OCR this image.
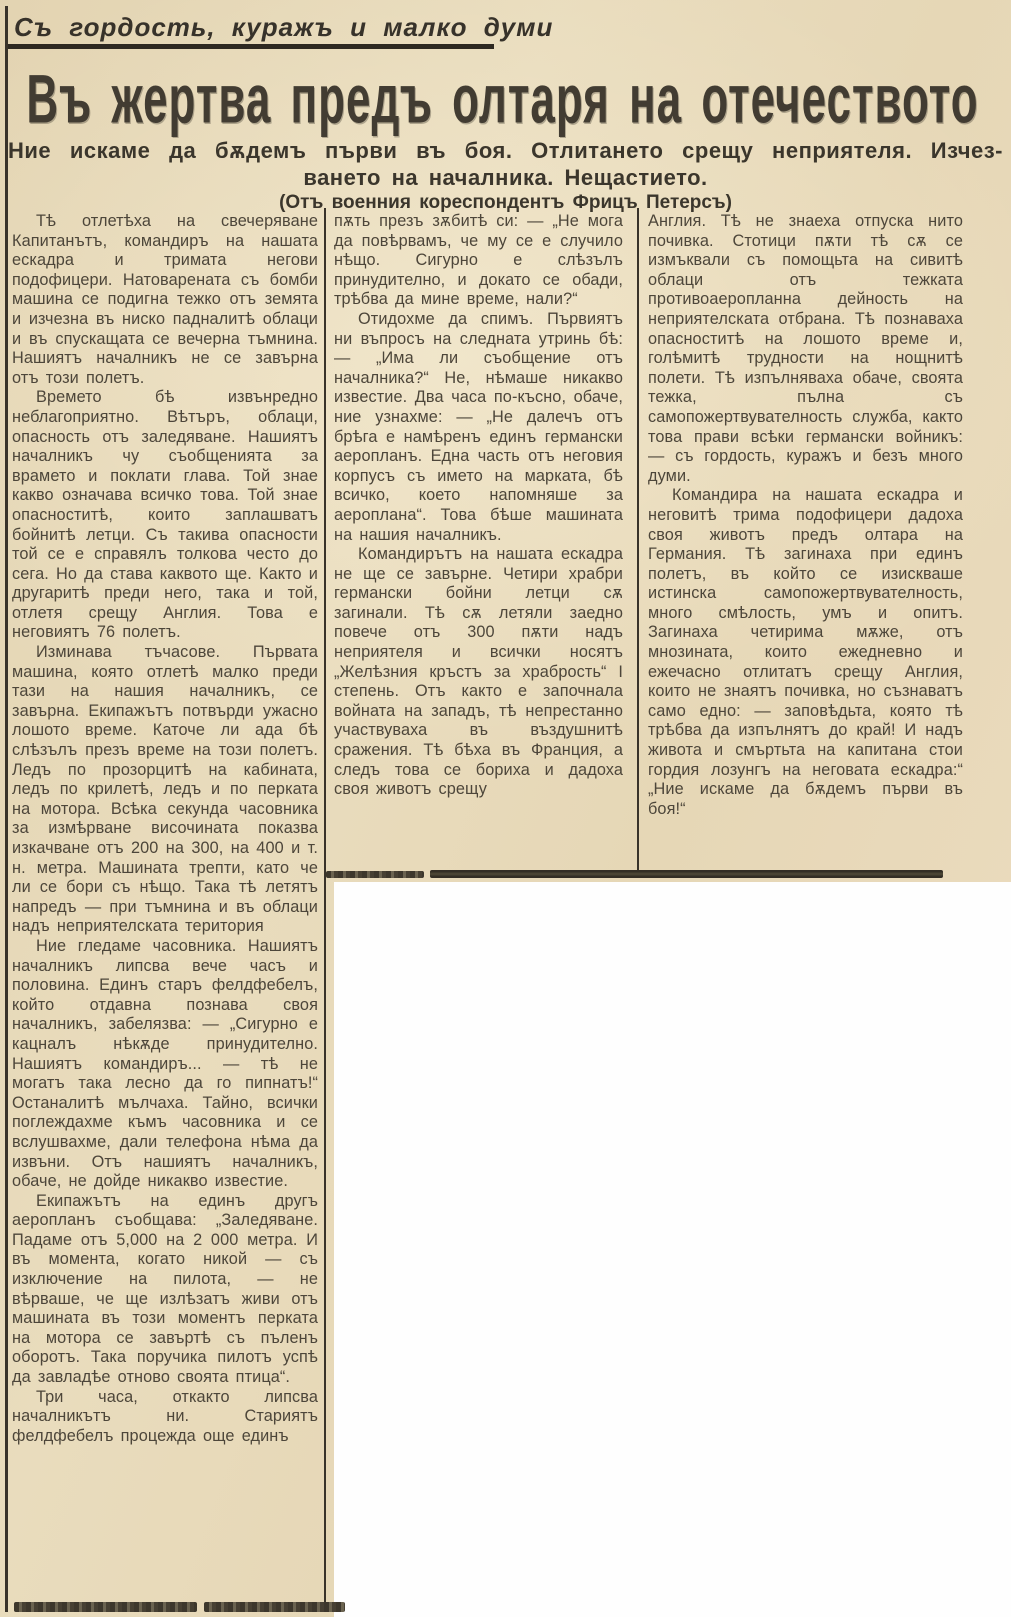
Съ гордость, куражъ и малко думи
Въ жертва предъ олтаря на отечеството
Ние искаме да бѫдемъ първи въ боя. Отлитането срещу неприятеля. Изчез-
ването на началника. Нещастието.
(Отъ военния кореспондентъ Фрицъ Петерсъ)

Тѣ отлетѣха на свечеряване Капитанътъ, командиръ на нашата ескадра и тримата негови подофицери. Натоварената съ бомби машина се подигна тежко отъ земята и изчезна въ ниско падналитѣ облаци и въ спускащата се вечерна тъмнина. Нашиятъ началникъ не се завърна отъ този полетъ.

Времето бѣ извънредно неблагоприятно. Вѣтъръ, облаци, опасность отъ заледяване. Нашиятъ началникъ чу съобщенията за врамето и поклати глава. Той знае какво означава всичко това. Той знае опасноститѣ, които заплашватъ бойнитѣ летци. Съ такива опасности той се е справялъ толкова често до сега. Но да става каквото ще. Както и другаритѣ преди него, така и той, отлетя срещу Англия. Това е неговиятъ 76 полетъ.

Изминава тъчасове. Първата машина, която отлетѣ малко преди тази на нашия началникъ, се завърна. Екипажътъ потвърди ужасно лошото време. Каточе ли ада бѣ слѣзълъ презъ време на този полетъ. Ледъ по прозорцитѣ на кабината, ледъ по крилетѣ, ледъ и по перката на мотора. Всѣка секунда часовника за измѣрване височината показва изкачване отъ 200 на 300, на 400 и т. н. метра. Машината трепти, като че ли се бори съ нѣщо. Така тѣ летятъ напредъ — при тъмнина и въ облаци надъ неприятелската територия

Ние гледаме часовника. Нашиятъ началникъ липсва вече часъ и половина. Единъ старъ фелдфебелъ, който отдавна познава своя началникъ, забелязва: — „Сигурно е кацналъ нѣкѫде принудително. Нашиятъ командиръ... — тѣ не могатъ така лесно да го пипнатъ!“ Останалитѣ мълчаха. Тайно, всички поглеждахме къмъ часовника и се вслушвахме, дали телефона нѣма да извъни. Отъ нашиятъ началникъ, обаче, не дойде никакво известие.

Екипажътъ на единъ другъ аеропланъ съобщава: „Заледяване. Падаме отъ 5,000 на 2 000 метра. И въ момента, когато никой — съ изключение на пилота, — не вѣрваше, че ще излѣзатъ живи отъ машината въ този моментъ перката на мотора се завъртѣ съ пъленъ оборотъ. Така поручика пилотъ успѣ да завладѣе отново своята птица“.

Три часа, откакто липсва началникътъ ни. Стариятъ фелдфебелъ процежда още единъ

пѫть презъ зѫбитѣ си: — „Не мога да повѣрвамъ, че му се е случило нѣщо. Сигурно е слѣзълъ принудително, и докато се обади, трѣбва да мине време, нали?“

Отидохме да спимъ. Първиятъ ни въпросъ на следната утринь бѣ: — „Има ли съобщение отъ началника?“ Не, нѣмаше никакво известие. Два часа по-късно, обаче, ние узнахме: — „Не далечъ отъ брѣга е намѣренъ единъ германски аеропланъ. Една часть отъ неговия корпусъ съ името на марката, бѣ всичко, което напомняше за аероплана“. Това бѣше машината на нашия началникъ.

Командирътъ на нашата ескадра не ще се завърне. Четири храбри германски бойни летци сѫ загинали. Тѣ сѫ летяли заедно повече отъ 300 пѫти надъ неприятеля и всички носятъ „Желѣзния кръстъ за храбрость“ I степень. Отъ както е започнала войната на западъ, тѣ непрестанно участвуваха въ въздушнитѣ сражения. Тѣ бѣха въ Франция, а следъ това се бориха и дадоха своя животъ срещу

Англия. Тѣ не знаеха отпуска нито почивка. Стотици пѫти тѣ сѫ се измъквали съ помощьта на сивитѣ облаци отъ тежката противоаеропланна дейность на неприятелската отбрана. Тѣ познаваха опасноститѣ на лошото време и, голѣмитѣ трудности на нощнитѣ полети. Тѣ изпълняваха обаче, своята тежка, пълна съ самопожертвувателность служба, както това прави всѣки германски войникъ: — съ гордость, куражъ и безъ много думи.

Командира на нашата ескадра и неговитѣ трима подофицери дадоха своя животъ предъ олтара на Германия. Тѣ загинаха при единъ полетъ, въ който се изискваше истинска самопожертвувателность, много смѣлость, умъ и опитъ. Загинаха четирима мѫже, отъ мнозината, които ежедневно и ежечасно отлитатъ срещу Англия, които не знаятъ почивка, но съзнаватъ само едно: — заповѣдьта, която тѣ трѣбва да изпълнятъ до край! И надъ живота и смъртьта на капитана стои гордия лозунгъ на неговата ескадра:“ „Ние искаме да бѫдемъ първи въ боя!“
== == ==
> EXERCISE OBJECTIVE
List every line from the entries above in which "малко" appears.

> OUTPUT
Съ гордость, куражъ и малко думи
Изминава тъчасове. Първата машина, която отлетѣ малко преди тази на нашия началникъ, се завърна. Екипажътъ потвърди ужасно лошото време. Каточе ли ада бѣ слѣзълъ презъ време на този полетъ. Ледъ по прозорцитѣ на кабината, ледъ по крилетѣ, ледъ и по перката на мотора. Всѣка секунда часовника за измѣрване височината показва изкачване отъ 200 на 300, на 400 и т. н. метра. Машината трепти, като че ли се бори съ нѣщо. Така тѣ летятъ напредъ — при тъмнина и въ облаци надъ неприятелската територия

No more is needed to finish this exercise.